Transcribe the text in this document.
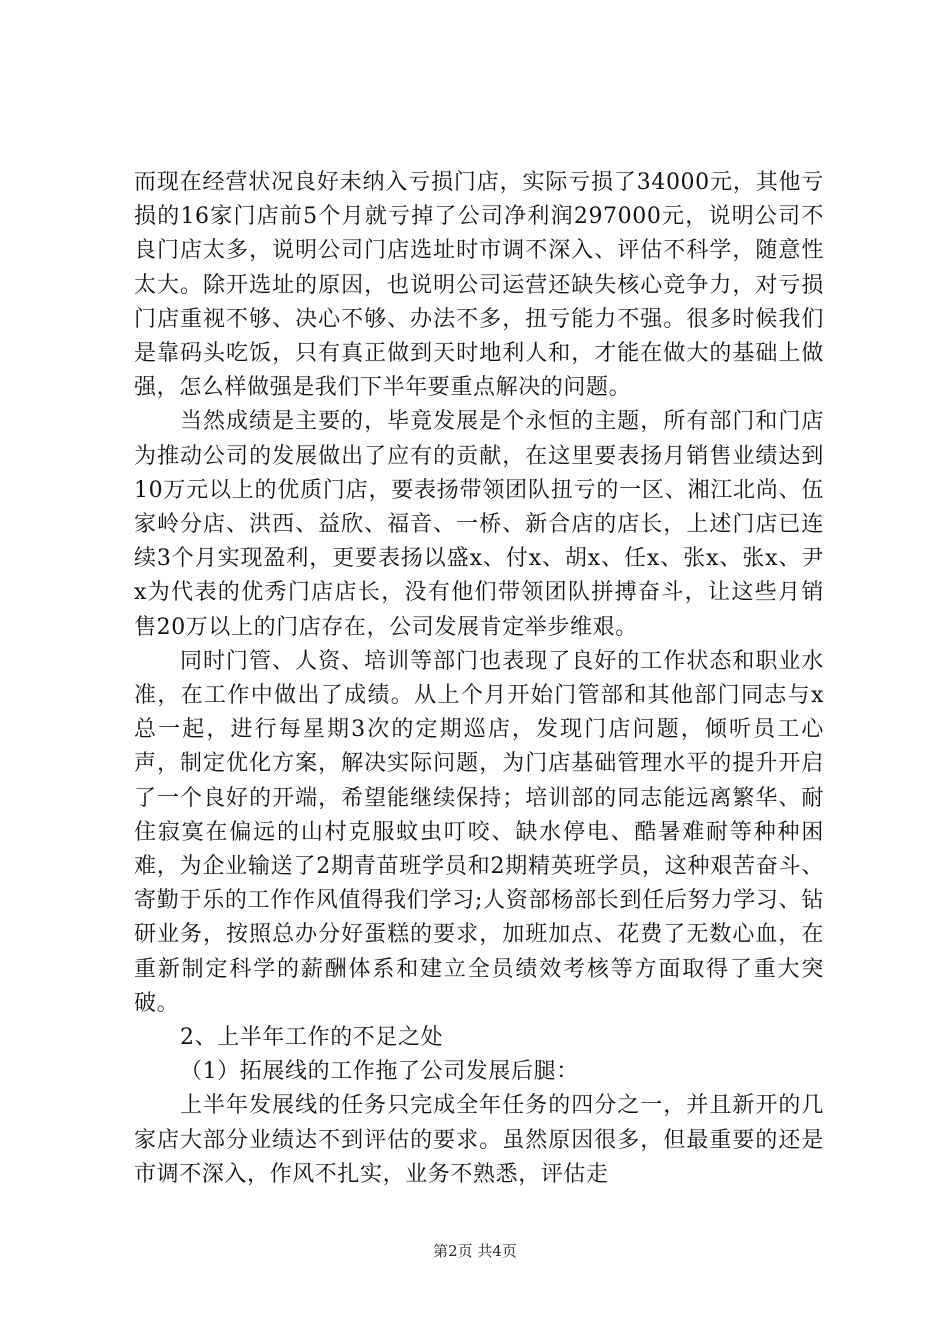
而现在经营状况良好未纳入亏损门店，实际亏损了34000元，其他亏损的16家门店前5个月就亏掉了公司净利润297000元，说明公司不良门店太多，说明公司门店选址时市调不深入、评估不科学，随意性太大。除开选址的原因，也说明公司运营还缺失核心竞争力，对亏损门店重视不够、决心不够、办法不多，扭亏能力不强。很多时候我们是靠码头吃饭，只有真正做到天时地利人和，才能在做大的基础上做强，怎么样做强是我们下半年要重点解决的问题。

当然成绩是主要的，毕竟发展是个永恒的主题，所有部门和门店为推动公司的发展做出了应有的贡献，在这里要表扬月销售业绩达到10万元以上的优质门店，要表扬带领团队扭亏的一区、湘江北尚、伍家岭分店、洪西、益欣、福音、一桥、新合店的店长，上述门店已连续3个月实现盈利，更要表扬以盛x、付x、胡x、任x、张x、张x、尹x为代表的优秀门店店长，没有他们带领团队拼搏奋斗，让这些月销售20万以上的门店存在，公司发展肯定举步维艰。

同时门管、人资、培训等部门也表现了良好的工作状态和职业水准，在工作中做出了成绩。从上个月开始门管部和其他部门同志与x总一起，进行每星期3次的定期巡店，发现门店问题，倾听员工心声，制定优化方案，解决实际问题，为门店基础管理水平的提升开启了一个良好的开端，希望能继续保持；培训部的同志能远离繁华、耐住寂寞在偏远的山村克服蚊虫叮咬、缺水停电、酷暑难耐等种种困难，为企业输送了2期青苗班学员和2期精英班学员，这种艰苦奋斗、寄勤于乐的工作作风值得我们学习;人资部杨部长到任后努力学习、钻研业务，按照总办分好蛋糕的要求，加班加点、花费了无数心血，在重新制定科学的薪酬体系和建立全员绩效考核等方面取得了重大突破。

2、上半年工作的不足之处

（1）拓展线的工作拖了公司发展后腿：

上半年发展线的任务只完成全年任务的四分之一，并且新开的几家店大部分业绩达不到评估的要求。虽然原因很多，但最重要的还是市调不深入，作风不扎实，业务不熟悉，评估走

第2页 共4页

------------

### WHAT YOU ARE ASKED TO DO
Write the lines above out again exactly, without any of their pictures.

### FULL OUTPUT
Transcribe the text in this document.
而现在经营状况良好未纳入亏损门店，实际亏损了34000元，其他亏损的16家门店前5个月就亏掉了公司净利润297000元，说明公司不良门店太多，说明公司门店选址时市调不深入、评估不科学，随意性太大。除开选址的原因，也说明公司运营还缺失核心竞争力，对亏损门店重视不够、决心不够、办法不多，扭亏能力不强。很多时候我们是靠码头吃饭，只有真正做到天时地利人和，才能在做大的基础上做强，怎么样做强是我们下半年要重点解决的问题。

当然成绩是主要的，毕竟发展是个永恒的主题，所有部门和门店为推动公司的发展做出了应有的贡献，在这里要表扬月销售业绩达到10万元以上的优质门店，要表扬带领团队扭亏的一区、湘江北尚、伍家岭分店、洪西、益欣、福音、一桥、新合店的店长，上述门店已连续3个月实现盈利，更要表扬以盛x、付x、胡x、任x、张x、张x、尹x为代表的优秀门店店长，没有他们带领团队拼搏奋斗，让这些月销售20万以上的门店存在，公司发展肯定举步维艰。

同时门管、人资、培训等部门也表现了良好的工作状态和职业水准，在工作中做出了成绩。从上个月开始门管部和其他部门同志与x总一起，进行每星期3次的定期巡店，发现门店问题，倾听员工心声，制定优化方案，解决实际问题，为门店基础管理水平的提升开启了一个良好的开端，希望能继续保持；培训部的同志能远离繁华、耐住寂寞在偏远的山村克服蚊虫叮咬、缺水停电、酷暑难耐等种种困难，为企业输送了2期青苗班学员和2期精英班学员，这种艰苦奋斗、寄勤于乐的工作作风值得我们学习;人资部杨部长到任后努力学习、钻研业务，按照总办分好蛋糕的要求，加班加点、花费了无数心血，在重新制定科学的薪酬体系和建立全员绩效考核等方面取得了重大突破。

2、上半年工作的不足之处

（1）拓展线的工作拖了公司发展后腿：

上半年发展线的任务只完成全年任务的四分之一，并且新开的几家店大部分业绩达不到评估的要求。虽然原因很多，但最重要的还是市调不深入，作风不扎实，业务不熟悉，评估走

第2页 共4页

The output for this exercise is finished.